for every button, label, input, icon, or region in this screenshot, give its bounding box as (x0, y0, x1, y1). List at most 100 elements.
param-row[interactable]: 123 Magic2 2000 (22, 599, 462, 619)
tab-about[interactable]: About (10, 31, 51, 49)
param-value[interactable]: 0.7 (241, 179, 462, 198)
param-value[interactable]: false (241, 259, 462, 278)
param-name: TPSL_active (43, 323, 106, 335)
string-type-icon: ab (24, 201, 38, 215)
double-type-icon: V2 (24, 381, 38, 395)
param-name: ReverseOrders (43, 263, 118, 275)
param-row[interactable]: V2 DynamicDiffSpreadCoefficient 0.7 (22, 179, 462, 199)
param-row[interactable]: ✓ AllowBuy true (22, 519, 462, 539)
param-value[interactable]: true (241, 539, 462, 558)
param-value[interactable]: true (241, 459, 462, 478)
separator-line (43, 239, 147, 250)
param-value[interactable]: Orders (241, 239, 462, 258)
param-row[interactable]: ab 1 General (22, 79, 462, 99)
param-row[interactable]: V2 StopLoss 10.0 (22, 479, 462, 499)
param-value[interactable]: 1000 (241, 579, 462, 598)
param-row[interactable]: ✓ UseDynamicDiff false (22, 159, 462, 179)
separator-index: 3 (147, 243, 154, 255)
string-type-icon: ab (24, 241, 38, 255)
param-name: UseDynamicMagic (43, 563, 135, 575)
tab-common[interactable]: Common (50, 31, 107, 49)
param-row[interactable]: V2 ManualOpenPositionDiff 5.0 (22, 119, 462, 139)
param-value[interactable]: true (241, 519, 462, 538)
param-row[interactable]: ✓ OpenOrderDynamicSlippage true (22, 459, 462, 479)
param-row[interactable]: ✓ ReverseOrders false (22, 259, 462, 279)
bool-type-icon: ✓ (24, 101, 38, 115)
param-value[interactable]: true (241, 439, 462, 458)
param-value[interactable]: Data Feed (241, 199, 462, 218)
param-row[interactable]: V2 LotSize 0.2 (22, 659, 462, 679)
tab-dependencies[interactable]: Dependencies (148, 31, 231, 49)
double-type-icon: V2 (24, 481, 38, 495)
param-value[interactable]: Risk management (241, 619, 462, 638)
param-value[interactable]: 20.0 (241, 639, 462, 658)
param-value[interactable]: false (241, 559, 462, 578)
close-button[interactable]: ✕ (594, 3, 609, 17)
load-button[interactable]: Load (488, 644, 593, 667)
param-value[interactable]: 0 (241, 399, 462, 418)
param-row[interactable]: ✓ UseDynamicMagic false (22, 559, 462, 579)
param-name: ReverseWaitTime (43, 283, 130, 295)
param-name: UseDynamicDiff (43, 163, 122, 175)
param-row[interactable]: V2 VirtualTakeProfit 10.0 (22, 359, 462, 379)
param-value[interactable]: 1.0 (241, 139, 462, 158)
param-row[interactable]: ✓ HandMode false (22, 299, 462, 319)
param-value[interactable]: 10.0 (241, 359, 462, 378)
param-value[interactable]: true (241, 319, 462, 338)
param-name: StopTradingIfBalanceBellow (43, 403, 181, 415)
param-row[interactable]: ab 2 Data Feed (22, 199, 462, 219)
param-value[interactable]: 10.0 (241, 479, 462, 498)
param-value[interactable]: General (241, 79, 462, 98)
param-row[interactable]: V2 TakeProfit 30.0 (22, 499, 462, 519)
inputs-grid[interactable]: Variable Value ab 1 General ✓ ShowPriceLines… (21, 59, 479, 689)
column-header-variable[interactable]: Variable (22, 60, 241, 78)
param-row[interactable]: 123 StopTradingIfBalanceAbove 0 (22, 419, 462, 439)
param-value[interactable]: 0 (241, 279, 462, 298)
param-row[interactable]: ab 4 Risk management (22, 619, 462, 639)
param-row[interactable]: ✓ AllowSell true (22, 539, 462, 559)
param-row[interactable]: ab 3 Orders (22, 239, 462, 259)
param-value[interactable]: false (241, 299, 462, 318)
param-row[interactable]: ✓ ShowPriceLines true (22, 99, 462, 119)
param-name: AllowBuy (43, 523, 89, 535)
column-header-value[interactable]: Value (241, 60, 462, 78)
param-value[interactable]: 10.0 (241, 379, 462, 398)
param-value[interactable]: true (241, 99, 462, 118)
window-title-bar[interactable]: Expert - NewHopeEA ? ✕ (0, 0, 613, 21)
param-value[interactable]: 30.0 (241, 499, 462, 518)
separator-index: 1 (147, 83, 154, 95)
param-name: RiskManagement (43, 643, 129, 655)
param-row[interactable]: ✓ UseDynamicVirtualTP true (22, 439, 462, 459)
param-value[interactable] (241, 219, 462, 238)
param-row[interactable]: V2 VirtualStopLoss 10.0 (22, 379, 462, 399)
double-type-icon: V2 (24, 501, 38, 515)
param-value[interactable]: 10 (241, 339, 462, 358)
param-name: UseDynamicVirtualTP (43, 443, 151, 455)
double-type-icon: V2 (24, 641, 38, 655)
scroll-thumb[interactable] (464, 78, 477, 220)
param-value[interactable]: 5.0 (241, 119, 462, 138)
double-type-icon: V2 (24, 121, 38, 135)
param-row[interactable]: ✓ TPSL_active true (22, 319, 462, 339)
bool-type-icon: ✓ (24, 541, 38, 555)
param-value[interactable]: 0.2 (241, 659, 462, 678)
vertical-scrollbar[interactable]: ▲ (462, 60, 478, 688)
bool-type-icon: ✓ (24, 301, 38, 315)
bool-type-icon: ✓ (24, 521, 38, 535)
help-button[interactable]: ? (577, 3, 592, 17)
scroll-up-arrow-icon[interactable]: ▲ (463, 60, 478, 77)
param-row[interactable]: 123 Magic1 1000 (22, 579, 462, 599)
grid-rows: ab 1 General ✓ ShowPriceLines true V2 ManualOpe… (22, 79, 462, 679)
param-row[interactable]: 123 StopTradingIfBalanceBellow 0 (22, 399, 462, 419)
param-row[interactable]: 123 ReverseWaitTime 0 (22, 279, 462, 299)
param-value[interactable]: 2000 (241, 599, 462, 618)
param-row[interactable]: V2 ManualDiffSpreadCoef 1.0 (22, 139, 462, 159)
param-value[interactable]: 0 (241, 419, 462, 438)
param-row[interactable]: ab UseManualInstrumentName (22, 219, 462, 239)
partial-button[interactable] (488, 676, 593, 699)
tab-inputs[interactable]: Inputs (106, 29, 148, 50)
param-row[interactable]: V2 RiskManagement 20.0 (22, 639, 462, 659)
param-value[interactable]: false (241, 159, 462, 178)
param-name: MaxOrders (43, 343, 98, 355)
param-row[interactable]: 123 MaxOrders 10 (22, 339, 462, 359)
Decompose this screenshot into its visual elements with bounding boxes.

- - - - - - -

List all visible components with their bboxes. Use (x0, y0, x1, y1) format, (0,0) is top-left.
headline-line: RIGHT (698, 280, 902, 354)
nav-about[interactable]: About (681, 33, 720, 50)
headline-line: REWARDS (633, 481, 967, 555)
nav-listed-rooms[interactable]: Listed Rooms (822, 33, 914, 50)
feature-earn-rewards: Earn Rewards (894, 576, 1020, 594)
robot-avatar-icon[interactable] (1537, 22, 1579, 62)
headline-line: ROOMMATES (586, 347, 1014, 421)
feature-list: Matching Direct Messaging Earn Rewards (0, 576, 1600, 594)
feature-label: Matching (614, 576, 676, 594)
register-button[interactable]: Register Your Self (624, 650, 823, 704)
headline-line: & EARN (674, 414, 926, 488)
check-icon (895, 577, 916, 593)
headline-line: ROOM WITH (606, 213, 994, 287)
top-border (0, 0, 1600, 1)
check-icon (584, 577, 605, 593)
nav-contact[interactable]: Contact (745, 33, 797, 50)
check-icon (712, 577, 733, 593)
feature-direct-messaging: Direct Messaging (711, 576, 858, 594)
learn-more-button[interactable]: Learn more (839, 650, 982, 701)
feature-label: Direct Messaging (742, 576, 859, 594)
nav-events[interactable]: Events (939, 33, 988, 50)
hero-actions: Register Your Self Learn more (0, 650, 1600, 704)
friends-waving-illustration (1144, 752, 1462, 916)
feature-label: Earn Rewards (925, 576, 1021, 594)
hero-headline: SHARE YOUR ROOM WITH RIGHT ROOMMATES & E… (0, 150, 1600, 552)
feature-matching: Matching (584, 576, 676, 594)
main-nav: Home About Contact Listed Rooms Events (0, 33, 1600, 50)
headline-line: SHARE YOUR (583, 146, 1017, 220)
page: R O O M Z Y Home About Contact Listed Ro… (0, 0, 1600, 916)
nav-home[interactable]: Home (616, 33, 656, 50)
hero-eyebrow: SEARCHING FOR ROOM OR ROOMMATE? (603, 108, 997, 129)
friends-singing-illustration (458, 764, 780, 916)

- - - - - - -

- _Objective_
Return, unchanged, the part of the records that opens with the line containing "List all visible" and closes with the line containing "feature-label: Earn Rewards", including both of those lines.

- _Result below_
List all visible components with their bboxes. Use (x0, y0, x1, y1) format, (0,0) is top-left.
headline-line: RIGHT (698, 280, 902, 354)
nav-about[interactable]: About (681, 33, 720, 50)
headline-line: REWARDS (633, 481, 967, 555)
nav-listed-rooms[interactable]: Listed Rooms (822, 33, 914, 50)
feature-earn-rewards: Earn Rewards (894, 576, 1020, 594)
robot-avatar-icon[interactable] (1537, 22, 1579, 62)
headline-line: ROOMMATES (586, 347, 1014, 421)
feature-list: Matching Direct Messaging Earn Rewards (0, 576, 1600, 594)
feature-label: Matching (614, 576, 676, 594)
register-button[interactable]: Register Your Self (624, 650, 823, 704)
headline-line: & EARN (674, 414, 926, 488)
check-icon (895, 577, 916, 593)
headline-line: ROOM WITH (606, 213, 994, 287)
top-border (0, 0, 1600, 1)
check-icon (584, 577, 605, 593)
nav-contact[interactable]: Contact (745, 33, 797, 50)
check-icon (712, 577, 733, 593)
feature-direct-messaging: Direct Messaging (711, 576, 858, 594)
learn-more-button[interactable]: Learn more (839, 650, 982, 701)
feature-label: Direct Messaging (742, 576, 859, 594)
nav-events[interactable]: Events (939, 33, 988, 50)
hero-actions: Register Your Self Learn more (0, 650, 1600, 704)
friends-waving-illustration (1144, 752, 1462, 916)
feature-label: Earn Rewards (925, 576, 1021, 594)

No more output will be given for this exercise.